__Required work__
Copy out every line of the records where the string "elemento" occurs.

__Data section__
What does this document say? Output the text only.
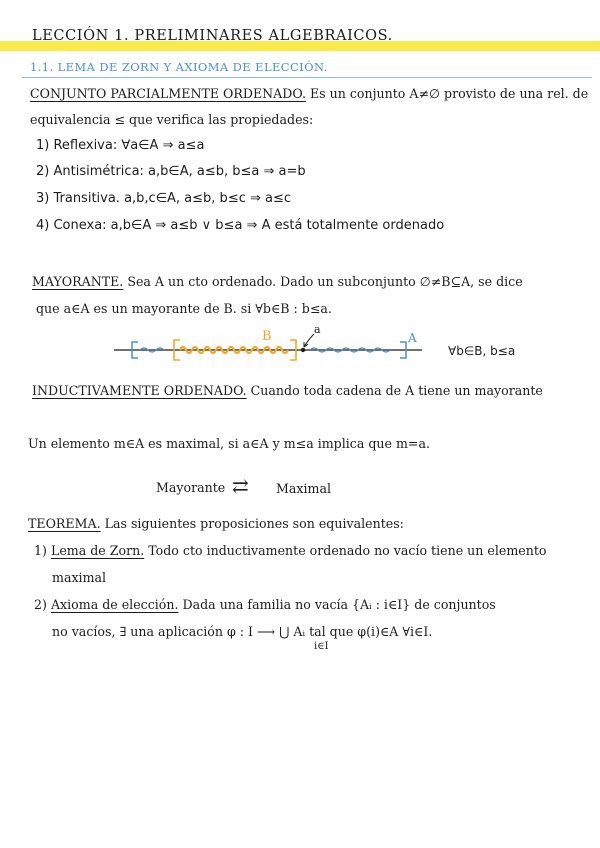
LECCIÓN 1. PRELIMINARES ALGEBRAICOS.
1.1. LEMA DE ZORN Y AXIOMA DE ELECCIÓN.
CONJUNTO PARCIALMENTE ORDENADO. Es un conjunto A≠∅ provisto de una rel. de
equivalencia ≤ que verifica las propiedades:
1) Reflexiva: ∀a∈A ⇒ a≤a
2) Antisimétrica: a,b∈A, a≤b, b≤a ⇒ a=b
3) Transitiva. a,b,c∈A, a≤b, b≤c ⇒ a≤c
4) Conexa: a,b∈A ⇒ a≤b ∨ b≤a ⇒ A está totalmente ordenado
MAYORANTE. Sea A un cto ordenado. Dado un subconjunto ∅≠B⊆A, se dice
que a∈A es un mayorante de B. si ∀b∈B : b≤a.
B	a
A
∀b∈B, b≤a
INDUCTIVAMENTE ORDENADO. Cuando toda cadena de A tiene un mayorante
Un elemento m∈A es maximal, si a∈A y m≤a implica que m=a.
Mayorante ⇄ Maximal
TEOREMA. Las siguientes proposiciones son equivalentes:
1) Lema de Zorn. Todo cto inductivamente ordenado no vacío tiene un elemento
maximal
2) Axioma de elección. Dada una familia no vacía {Aᵢ : i∈I} de conjuntos
no vacíos, ∃ una aplicación φ : I ⟶ ⋃ Aᵢ tal que φ(i)∈A ∀i∈I.
i∈I
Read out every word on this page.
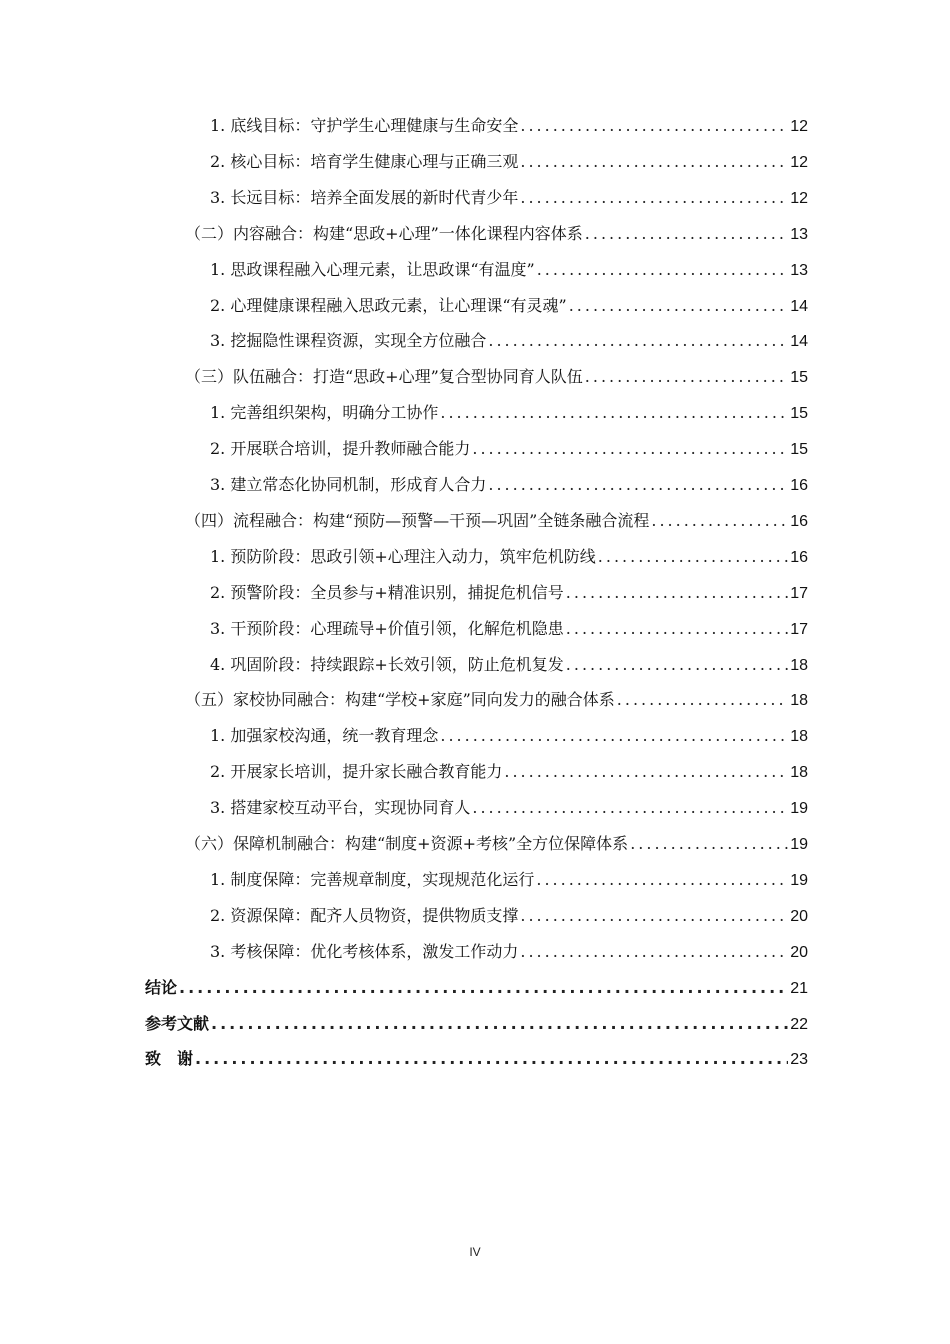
1. 底线目标：守护学生心理健康与生命安全 .....	12
2. 核心目标：培育学生健康心理与正确三观 .....	12
3. 长远目标：培养全面发展的新时代青少年 .....	12
（二）内容融合：构建“思政+心理”一体化课程内容体系 .....	13
1. 思政课程融入心理元素，让思政课“有温度” .....	13
2. 心理健康课程融入思政元素，让心理课“有灵魂” .....	14
3. 挖掘隐性课程资源，实现全方位融合 .....	14
（三）队伍融合：打造“思政+心理”复合型协同育人队伍 .....	15
1. 完善组织架构，明确分工协作 .....	15
2. 开展联合培训，提升教师融合能力 .....	15
3. 建立常态化协同机制，形成育人合力 .....	16
（四）流程融合：构建“预防—预警—干预—巩固”全链条融合流程 .....	16
1. 预防阶段：思政引领+心理注入动力，筑牢危机防线 .....	16
2. 预警阶段：全员参与+精准识别，捕捉危机信号 .....	17
3. 干预阶段：心理疏导+价值引领，化解危机隐患 .....	17
4. 巩固阶段：持续跟踪+长效引领，防止危机复发 .....	18
（五）家校协同融合：构建“学校+家庭”同向发力的融合体系 .....	18
1. 加强家校沟通，统一教育理念 .....	18
2. 开展家长培训，提升家长融合教育能力 .....	18
3. 搭建家校互动平台，实现协同育人 .....	19
（六）保障机制融合：构建“制度+资源+考核”全方位保障体系 .....	19
1. 制度保障：完善规章制度，实现规范化运行 .....	19
2. 资源保障：配齐人员物资，提供物质支撑 .....	20
3. 考核保障：优化考核体系，激发工作动力 .....	20
结论 .....	21
参考文献 .....	22
致　谢 .....	23
IV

__Task answer__
Un elemento m∈A es maximal, si a∈A y m≤a implica que m=a.
1) Lema de Zorn. Todo cto inductivamente ordenado no vacío tiene un elemento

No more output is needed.